> [TASK DETAILS]:
Copy exactly the run of lines that begins at the line with "OCR this image." and ends at the final line of the entries.

> [SUPPLIED ENTRIES]:
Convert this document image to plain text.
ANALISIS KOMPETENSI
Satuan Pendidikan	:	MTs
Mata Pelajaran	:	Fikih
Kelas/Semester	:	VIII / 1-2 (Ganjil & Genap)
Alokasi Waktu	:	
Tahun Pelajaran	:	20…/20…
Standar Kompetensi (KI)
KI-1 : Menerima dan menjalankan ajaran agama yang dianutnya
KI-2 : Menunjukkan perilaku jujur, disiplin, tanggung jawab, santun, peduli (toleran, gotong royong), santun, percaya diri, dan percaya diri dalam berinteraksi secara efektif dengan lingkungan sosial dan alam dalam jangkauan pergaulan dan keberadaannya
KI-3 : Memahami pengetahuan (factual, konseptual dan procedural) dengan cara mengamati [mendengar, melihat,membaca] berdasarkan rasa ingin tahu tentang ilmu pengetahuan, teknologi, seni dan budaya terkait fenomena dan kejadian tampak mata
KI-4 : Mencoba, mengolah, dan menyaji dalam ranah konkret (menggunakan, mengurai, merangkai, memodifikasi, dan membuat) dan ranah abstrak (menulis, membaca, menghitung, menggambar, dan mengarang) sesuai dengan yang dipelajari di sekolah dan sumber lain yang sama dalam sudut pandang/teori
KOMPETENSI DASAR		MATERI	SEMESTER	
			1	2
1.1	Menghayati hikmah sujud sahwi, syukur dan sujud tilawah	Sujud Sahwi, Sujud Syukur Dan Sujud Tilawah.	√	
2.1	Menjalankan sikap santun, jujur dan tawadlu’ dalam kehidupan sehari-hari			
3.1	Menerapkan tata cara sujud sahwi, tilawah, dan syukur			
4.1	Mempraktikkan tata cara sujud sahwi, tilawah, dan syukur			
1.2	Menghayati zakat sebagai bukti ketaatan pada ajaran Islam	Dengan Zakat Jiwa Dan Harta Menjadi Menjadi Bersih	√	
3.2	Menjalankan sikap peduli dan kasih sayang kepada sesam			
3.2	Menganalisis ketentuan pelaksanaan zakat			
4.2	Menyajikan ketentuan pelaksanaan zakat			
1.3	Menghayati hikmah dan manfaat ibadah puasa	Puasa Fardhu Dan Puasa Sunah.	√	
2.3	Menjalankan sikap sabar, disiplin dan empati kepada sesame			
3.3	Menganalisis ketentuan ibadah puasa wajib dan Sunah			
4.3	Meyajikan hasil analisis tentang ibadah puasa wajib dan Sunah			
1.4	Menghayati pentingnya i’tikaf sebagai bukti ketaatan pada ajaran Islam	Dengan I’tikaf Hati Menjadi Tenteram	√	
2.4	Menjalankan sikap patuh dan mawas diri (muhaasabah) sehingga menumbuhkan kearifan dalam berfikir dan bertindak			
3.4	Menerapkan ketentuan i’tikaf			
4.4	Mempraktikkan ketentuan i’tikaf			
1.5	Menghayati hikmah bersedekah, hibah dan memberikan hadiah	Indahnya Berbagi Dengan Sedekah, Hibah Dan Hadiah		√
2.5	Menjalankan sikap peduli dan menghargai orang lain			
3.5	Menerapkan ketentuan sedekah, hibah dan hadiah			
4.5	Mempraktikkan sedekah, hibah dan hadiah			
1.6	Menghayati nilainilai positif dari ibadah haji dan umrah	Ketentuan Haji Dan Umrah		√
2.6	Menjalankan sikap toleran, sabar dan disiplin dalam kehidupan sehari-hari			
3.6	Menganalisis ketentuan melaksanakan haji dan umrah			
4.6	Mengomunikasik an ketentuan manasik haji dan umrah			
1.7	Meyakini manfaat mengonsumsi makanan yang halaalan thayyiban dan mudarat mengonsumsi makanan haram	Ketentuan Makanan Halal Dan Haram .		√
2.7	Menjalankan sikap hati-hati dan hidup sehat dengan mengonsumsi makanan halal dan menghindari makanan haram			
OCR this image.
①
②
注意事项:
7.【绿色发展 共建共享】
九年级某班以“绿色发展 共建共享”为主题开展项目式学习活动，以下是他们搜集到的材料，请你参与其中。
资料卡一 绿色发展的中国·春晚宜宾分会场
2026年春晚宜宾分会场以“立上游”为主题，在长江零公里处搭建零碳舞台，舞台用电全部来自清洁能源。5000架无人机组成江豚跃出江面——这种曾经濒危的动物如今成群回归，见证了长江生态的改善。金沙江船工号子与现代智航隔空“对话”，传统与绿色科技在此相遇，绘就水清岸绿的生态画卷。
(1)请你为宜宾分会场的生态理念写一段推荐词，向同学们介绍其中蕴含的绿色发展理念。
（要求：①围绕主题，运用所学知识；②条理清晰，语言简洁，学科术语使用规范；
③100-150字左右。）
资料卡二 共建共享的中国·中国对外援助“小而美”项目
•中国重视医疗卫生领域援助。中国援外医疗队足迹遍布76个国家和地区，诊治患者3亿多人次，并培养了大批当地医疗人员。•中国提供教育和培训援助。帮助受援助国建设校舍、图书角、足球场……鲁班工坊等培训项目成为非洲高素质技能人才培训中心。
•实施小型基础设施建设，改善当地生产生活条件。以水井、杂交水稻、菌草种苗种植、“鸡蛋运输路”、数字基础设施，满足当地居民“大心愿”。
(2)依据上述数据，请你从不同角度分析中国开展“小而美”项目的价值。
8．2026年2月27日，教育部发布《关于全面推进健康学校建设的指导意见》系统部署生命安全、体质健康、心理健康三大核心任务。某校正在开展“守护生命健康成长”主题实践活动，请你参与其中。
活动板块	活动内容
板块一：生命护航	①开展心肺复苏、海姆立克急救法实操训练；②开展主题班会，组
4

> [WORKED ANSWER]:
OCR this image.
①
②
注意事项:
7.【绿色发展 共建共享】
九年级某班以“绿色发展 共建共享”为主题开展项目式学习活动，以下是他们搜集到的材料，请你参与其中。
资料卡一 绿色发展的中国·春晚宜宾分会场
2026年春晚宜宾分会场以“立上游”为主题，在长江零公里处搭建零碳舞台，舞台用电全部来自清洁能源。5000架无人机组成江豚跃出江面——这种曾经濒危的动物如今成群回归，见证了长江生态的改善。金沙江船工号子与现代智航隔空“对话”，传统与绿色科技在此相遇，绘就水清岸绿的生态画卷。
(1)请你为宜宾分会场的生态理念写一段推荐词，向同学们介绍其中蕴含的绿色发展理念。
（要求：①围绕主题，运用所学知识；②条理清晰，语言简洁，学科术语使用规范；
③100-150字左右。）
资料卡二 共建共享的中国·中国对外援助“小而美”项目
•中国重视医疗卫生领域援助。中国援外医疗队足迹遍布76个国家和地区，诊治患者3亿多人次，并培养了大批当地医疗人员。•中国提供教育和培训援助。帮助受援助国建设校舍、图书角、足球场……鲁班工坊等培训项目成为非洲高素质技能人才培训中心。
•实施小型基础设施建设，改善当地生产生活条件。以水井、杂交水稻、菌草种苗种植、“鸡蛋运输路”、数字基础设施，满足当地居民“大心愿”。
(2)依据上述数据，请你从不同角度分析中国开展“小而美”项目的价值。
8．2026年2月27日，教育部发布《关于全面推进健康学校建设的指导意见》系统部署生命安全、体质健康、心理健康三大核心任务。某校正在开展“守护生命健康成长”主题实践活动，请你参与其中。
活动板块	活动内容
板块一：生命护航	①开展心肺复苏、海姆立克急救法实操训练；②开展主题班会，组
4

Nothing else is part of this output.